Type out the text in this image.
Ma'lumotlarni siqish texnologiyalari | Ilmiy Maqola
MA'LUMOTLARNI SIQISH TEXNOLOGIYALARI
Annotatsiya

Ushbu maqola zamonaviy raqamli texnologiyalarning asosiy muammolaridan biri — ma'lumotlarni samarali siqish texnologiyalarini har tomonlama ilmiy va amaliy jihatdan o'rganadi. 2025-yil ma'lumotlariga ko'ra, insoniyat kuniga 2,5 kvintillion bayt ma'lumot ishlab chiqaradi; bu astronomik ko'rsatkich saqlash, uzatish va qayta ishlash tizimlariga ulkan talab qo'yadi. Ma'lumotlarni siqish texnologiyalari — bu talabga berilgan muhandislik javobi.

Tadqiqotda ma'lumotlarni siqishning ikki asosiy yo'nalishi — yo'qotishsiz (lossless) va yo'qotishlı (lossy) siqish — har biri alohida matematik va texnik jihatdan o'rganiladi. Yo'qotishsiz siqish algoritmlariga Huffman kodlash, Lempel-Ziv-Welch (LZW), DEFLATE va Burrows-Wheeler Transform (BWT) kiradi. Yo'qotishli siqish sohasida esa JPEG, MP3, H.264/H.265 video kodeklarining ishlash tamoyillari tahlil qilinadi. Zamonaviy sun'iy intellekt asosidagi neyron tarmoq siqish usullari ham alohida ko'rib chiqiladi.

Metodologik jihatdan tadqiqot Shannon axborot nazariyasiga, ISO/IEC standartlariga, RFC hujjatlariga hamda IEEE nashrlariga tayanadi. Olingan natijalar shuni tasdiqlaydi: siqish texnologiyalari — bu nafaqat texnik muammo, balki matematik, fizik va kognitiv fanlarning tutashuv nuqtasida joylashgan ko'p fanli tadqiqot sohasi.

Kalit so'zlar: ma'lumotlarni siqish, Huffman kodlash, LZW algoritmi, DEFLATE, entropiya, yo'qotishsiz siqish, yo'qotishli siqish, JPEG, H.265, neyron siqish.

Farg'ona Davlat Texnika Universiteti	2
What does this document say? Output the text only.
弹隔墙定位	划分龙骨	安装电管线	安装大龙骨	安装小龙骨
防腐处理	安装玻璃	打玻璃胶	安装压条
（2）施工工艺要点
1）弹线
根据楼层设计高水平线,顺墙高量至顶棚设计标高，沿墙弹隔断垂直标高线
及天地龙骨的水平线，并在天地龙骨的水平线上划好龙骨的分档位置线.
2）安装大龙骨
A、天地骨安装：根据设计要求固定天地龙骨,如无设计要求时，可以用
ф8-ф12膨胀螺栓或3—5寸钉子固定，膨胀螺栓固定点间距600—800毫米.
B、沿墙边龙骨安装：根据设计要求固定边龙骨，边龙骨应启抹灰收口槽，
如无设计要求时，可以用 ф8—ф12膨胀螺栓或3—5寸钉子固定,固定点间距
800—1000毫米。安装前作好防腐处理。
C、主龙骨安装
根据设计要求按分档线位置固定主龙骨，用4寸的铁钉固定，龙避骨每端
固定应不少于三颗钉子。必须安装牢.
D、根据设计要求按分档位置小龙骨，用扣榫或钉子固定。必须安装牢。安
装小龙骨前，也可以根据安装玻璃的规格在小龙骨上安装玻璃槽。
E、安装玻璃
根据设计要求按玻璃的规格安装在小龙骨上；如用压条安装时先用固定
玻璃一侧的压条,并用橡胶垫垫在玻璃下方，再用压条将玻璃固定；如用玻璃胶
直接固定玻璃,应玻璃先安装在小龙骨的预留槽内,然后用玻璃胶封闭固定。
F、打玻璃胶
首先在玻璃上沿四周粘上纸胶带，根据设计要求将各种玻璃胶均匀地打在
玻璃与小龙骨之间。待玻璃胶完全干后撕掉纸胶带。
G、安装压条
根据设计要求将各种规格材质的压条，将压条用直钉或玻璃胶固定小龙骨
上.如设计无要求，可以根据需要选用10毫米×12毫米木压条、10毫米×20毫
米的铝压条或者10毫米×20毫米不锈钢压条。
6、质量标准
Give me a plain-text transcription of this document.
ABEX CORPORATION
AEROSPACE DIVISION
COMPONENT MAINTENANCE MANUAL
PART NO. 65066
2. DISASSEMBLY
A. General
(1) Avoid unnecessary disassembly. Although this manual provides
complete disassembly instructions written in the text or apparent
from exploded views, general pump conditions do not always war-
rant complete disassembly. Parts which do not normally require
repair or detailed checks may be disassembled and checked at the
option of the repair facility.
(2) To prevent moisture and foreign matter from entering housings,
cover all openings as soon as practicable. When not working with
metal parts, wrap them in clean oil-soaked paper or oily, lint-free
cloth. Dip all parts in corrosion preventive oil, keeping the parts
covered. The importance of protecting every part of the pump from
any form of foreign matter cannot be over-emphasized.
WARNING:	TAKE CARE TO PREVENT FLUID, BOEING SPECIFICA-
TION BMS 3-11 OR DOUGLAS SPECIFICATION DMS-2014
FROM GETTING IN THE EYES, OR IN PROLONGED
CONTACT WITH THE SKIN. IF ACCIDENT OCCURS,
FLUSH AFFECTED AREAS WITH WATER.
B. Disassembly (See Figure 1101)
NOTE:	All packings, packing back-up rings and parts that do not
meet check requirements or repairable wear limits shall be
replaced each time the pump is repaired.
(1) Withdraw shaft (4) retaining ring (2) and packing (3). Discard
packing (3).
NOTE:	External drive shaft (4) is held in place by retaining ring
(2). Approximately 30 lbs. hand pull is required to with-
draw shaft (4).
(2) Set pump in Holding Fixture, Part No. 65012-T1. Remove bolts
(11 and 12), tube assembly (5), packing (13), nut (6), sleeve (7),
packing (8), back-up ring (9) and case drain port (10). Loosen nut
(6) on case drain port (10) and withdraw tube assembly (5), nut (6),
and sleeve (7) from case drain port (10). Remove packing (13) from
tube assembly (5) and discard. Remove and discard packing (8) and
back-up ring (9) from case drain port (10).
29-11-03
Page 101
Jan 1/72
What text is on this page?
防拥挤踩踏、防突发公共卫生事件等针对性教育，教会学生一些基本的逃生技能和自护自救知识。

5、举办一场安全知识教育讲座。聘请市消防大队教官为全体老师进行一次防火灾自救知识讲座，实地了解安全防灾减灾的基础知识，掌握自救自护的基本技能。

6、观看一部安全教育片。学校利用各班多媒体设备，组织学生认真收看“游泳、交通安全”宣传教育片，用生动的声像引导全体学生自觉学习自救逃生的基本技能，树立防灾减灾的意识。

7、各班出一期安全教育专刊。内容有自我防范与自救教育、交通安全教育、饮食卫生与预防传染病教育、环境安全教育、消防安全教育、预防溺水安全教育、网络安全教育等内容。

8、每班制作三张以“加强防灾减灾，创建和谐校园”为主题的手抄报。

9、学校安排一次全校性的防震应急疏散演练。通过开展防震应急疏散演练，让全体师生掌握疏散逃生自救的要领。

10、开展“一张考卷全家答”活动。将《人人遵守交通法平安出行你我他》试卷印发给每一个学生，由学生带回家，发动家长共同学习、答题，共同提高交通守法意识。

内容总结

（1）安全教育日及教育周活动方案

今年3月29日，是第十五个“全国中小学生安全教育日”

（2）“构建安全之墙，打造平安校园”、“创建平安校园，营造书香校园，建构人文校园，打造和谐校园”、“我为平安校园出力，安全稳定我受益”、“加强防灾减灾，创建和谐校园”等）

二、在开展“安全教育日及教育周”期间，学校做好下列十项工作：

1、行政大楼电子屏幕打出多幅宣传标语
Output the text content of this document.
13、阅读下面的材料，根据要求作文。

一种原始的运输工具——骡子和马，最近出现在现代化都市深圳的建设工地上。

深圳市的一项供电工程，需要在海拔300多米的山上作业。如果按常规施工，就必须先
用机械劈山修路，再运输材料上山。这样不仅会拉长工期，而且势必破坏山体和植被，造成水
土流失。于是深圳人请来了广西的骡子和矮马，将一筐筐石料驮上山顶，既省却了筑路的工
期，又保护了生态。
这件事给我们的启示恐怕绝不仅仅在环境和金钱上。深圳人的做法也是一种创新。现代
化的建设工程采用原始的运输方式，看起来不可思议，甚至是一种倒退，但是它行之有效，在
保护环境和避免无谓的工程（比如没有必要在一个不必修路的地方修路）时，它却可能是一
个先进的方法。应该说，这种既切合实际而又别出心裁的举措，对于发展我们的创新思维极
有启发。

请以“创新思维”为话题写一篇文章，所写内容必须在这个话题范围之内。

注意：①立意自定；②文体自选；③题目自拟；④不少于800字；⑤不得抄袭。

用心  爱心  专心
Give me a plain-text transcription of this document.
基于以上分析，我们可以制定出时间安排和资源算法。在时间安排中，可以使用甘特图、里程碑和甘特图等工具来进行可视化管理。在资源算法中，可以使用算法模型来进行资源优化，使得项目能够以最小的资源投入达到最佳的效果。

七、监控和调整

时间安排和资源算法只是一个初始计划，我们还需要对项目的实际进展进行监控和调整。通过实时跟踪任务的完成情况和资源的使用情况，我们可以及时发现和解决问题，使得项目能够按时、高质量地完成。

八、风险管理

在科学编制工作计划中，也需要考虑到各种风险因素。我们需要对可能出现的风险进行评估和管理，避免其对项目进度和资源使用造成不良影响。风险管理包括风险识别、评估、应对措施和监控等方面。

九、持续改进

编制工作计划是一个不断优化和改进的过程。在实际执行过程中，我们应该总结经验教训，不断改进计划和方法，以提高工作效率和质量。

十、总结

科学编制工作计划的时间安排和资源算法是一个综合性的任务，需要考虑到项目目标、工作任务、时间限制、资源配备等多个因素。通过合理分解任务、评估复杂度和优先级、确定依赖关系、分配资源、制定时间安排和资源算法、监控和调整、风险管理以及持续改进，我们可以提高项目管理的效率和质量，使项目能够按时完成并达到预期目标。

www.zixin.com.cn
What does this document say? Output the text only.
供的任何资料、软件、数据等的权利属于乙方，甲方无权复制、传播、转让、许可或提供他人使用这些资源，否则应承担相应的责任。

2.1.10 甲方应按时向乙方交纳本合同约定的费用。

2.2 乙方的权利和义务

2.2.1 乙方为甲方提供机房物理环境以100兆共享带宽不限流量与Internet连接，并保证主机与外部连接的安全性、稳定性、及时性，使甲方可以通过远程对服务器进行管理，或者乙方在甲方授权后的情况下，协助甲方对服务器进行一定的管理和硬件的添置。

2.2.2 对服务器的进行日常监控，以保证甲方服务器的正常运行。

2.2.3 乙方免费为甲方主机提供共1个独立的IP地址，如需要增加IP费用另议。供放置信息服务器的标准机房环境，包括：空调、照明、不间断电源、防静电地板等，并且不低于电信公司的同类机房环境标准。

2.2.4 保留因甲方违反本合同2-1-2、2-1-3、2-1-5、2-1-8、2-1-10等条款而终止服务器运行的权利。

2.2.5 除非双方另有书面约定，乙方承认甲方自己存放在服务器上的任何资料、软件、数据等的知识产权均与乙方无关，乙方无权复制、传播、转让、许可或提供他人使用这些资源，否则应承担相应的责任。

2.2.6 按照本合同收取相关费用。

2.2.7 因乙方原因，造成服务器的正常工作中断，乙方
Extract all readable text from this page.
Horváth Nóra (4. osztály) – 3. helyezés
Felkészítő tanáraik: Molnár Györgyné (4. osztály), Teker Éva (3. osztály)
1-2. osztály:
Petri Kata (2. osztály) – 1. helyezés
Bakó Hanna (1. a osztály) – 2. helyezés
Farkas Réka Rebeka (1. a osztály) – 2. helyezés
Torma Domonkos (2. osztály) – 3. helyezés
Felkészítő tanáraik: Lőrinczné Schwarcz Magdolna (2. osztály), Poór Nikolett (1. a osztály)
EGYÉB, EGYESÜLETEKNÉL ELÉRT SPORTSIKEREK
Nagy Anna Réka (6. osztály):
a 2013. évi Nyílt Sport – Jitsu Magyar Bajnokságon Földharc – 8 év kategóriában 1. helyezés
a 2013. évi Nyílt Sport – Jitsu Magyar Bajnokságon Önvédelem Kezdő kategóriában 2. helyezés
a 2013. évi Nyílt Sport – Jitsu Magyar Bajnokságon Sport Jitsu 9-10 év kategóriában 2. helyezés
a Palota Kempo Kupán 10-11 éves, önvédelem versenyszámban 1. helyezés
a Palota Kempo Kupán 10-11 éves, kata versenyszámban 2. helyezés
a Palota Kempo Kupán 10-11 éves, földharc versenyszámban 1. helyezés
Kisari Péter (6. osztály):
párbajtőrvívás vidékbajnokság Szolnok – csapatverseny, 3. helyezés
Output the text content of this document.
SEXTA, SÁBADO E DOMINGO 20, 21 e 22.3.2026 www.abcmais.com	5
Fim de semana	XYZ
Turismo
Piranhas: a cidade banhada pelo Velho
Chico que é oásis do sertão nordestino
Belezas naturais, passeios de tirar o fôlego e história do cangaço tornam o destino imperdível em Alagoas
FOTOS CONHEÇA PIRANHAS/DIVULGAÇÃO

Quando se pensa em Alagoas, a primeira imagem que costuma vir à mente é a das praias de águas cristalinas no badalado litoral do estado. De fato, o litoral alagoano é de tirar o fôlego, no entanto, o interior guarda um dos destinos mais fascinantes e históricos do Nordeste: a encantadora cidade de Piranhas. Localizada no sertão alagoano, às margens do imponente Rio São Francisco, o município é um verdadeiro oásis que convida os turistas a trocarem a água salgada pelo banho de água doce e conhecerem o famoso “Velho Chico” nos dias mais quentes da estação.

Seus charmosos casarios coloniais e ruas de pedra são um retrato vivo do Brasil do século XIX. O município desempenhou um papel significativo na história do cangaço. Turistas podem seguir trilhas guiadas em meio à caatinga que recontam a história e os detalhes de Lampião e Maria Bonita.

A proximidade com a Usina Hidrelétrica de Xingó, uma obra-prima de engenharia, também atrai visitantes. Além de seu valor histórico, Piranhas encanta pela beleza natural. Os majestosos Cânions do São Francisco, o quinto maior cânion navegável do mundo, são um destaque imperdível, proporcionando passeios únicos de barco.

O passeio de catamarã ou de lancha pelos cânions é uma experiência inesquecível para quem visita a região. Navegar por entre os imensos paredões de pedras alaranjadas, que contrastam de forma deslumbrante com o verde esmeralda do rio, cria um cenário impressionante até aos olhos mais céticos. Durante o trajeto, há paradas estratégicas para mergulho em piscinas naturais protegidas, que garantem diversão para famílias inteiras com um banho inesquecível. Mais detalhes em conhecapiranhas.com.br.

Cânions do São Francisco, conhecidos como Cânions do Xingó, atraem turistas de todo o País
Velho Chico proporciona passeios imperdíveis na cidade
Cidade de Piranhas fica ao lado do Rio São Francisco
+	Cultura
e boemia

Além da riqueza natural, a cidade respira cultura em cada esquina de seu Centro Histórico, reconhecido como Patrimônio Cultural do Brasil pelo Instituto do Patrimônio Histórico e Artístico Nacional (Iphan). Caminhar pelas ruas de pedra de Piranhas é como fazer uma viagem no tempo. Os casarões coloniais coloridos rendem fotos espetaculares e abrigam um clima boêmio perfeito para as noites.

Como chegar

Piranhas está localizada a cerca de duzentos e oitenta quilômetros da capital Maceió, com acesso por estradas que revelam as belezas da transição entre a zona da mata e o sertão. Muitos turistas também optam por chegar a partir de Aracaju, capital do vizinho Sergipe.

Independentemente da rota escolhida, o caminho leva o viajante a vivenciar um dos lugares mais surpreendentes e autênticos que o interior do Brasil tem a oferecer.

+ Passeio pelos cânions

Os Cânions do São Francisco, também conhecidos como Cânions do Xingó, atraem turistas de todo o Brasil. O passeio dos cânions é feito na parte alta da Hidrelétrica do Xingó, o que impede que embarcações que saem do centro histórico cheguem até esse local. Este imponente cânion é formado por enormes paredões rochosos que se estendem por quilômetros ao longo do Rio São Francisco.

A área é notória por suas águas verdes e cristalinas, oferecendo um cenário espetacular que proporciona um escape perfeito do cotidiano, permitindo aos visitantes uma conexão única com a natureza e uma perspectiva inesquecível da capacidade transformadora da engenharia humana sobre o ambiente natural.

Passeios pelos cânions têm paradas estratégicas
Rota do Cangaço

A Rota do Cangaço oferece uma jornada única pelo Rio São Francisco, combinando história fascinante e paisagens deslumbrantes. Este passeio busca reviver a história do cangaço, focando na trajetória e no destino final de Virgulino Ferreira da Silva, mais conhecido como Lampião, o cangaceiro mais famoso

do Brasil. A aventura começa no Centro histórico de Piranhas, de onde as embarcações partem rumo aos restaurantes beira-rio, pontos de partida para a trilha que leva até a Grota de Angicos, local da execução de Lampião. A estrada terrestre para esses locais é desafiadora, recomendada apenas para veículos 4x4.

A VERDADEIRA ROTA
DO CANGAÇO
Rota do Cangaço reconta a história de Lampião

* **REQUIREMENT**
Out of the material above, select every line that holds the string "Brasil".

* **SOLUTION TO THE EXERCISE**
Seus charmosos casarios coloniais e ruas de pedra são um retrato vivo do Brasil do século XIX. O município desempenhou um papel significativo na história do cangaço. Turistas podem seguir trilhas guiadas em meio à caatinga que recontam a história e os detalhes de Lampião e Maria Bonita.
Além da riqueza natural, a cidade respira cultura em cada esquina de seu Centro Histórico, reconhecido como Patrimônio Cultural do Brasil pelo Instituto do Patrimônio Histórico e Artístico Nacional (Iphan). Caminhar pelas ruas de pedra de Piranhas é como fazer uma viagem no tempo. Os casarões coloniais coloridos rendem fotos espetaculares e abrigam um clima boêmio perfeito para as noites.
Independentemente da rota escolhida, o caminho leva o viajante a vivenciar um dos lugares mais surpreendentes e autênticos que o interior do Brasil tem a oferecer.
Os Cânions do São Francisco, também conhecidos como Cânions do Xingó, atraem turistas de todo o Brasil. O passeio dos cânions é feito na parte alta da Hidrelétrica do Xingó, o que impede que embarcações que saem do centro histórico cheguem até esse local. Este imponente cânion é formado por enormes paredões rochosos que se estendem por quilômetros ao longo do Rio São Francisco.
do Brasil. A aventura começa no Centro histórico de Piranhas, de onde as embarcações partem rumo aos restaurantes beira-rio, pontos de partida para a trilha que leva até a Grota de Angicos, local da execução de Lampião. A estrada terrestre para esses locais é desafiadora, recomendada apenas para veículos 4x4.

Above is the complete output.